[Figure record extracts]
════

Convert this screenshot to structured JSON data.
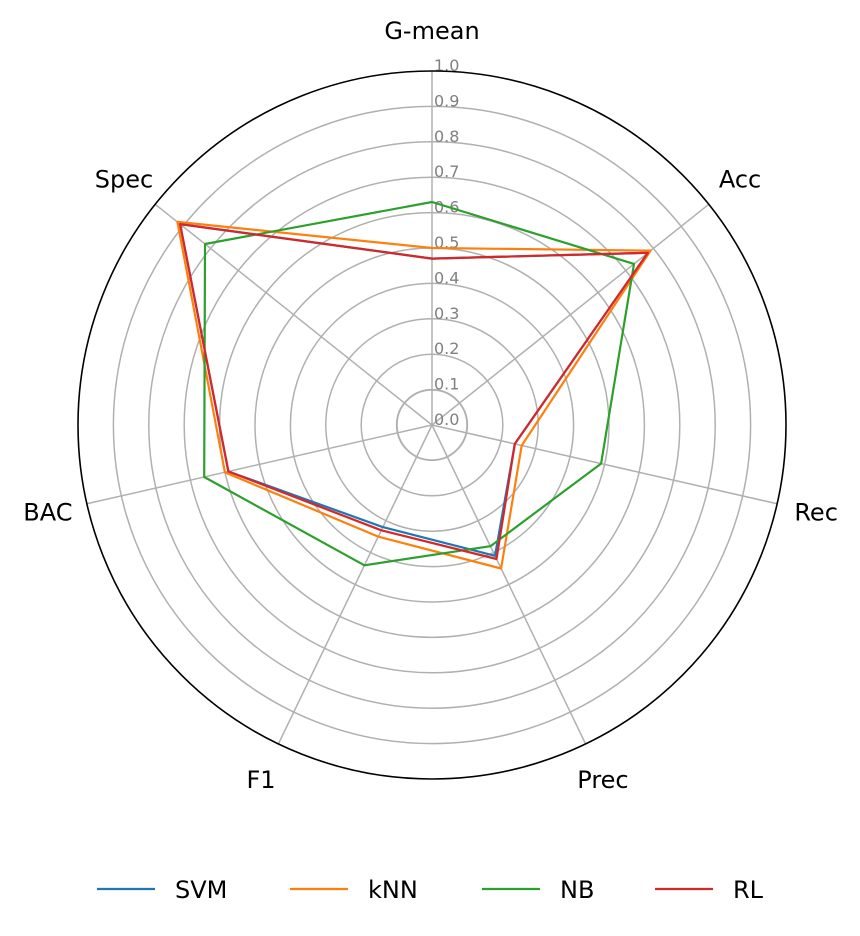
{
  "chart_data": {
    "type": "radar",
    "axes": [
      "G-mean",
      "Acc",
      "Rec",
      "Prec",
      "F1",
      "BAC",
      "Spec"
    ],
    "rlim": [
      0,
      1.0
    ],
    "ticks": [
      "0.0",
      "0.1",
      "0.2",
      "0.3",
      "0.4",
      "0.5",
      "0.6",
      "0.7",
      "0.8",
      "0.9",
      "1.0"
    ],
    "tick_values": [
      0.0,
      0.1,
      0.2,
      0.3,
      0.4,
      0.5,
      0.6,
      0.7,
      0.8,
      0.9,
      1.0
    ],
    "grid": true,
    "legend_position": "bottom",
    "series": [
      {
        "name": "SVM",
        "color": "#1f77b4",
        "values": [
          0.47,
          0.78,
          0.24,
          0.41,
          0.32,
          0.59,
          0.91
        ]
      },
      {
        "name": "kNN",
        "color": "#ff7f0e",
        "values": [
          0.5,
          0.79,
          0.26,
          0.45,
          0.35,
          0.6,
          0.92
        ]
      },
      {
        "name": "NB",
        "color": "#2ca02c",
        "values": [
          0.63,
          0.73,
          0.49,
          0.38,
          0.44,
          0.66,
          0.82
        ]
      },
      {
        "name": "RL",
        "color": "#d62728",
        "values": [
          0.47,
          0.78,
          0.24,
          0.42,
          0.33,
          0.59,
          0.91
        ]
      }
    ]
  }
}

════

Directions
Set down the material exactly, every line of it, except for the pictures.

Result
Convert this screenshot to structured JSON data.
{
  "chart_data": {
    "type": "radar",
    "axes": [
      "G-mean",
      "Acc",
      "Rec",
      "Prec",
      "F1",
      "BAC",
      "Spec"
    ],
    "rlim": [
      0,
      1.0
    ],
    "ticks": [
      "0.0",
      "0.1",
      "0.2",
      "0.3",
      "0.4",
      "0.5",
      "0.6",
      "0.7",
      "0.8",
      "0.9",
      "1.0"
    ],
    "tick_values": [
      0.0,
      0.1,
      0.2,
      0.3,
      0.4,
      0.5,
      0.6,
      0.7,
      0.8,
      0.9,
      1.0
    ],
    "grid": true,
    "legend_position": "bottom",
    "series": [
      {
        "name": "SVM",
        "color": "#1f77b4",
        "values": [
          0.47,
          0.78,
          0.24,
          0.41,
          0.32,
          0.59,
          0.91
        ]
      },
      {
        "name": "kNN",
        "color": "#ff7f0e",
        "values": [
          0.5,
          0.79,
          0.26,
          0.45,
          0.35,
          0.6,
          0.92
        ]
      },
      {
        "name": "NB",
        "color": "#2ca02c",
        "values": [
          0.63,
          0.73,
          0.49,
          0.38,
          0.44,
          0.66,
          0.82
        ]
      },
      {
        "name": "RL",
        "color": "#d62728",
        "values": [
          0.47,
          0.78,
          0.24,
          0.42,
          0.33,
          0.59,
          0.91
        ]
      }
    ]
  }
}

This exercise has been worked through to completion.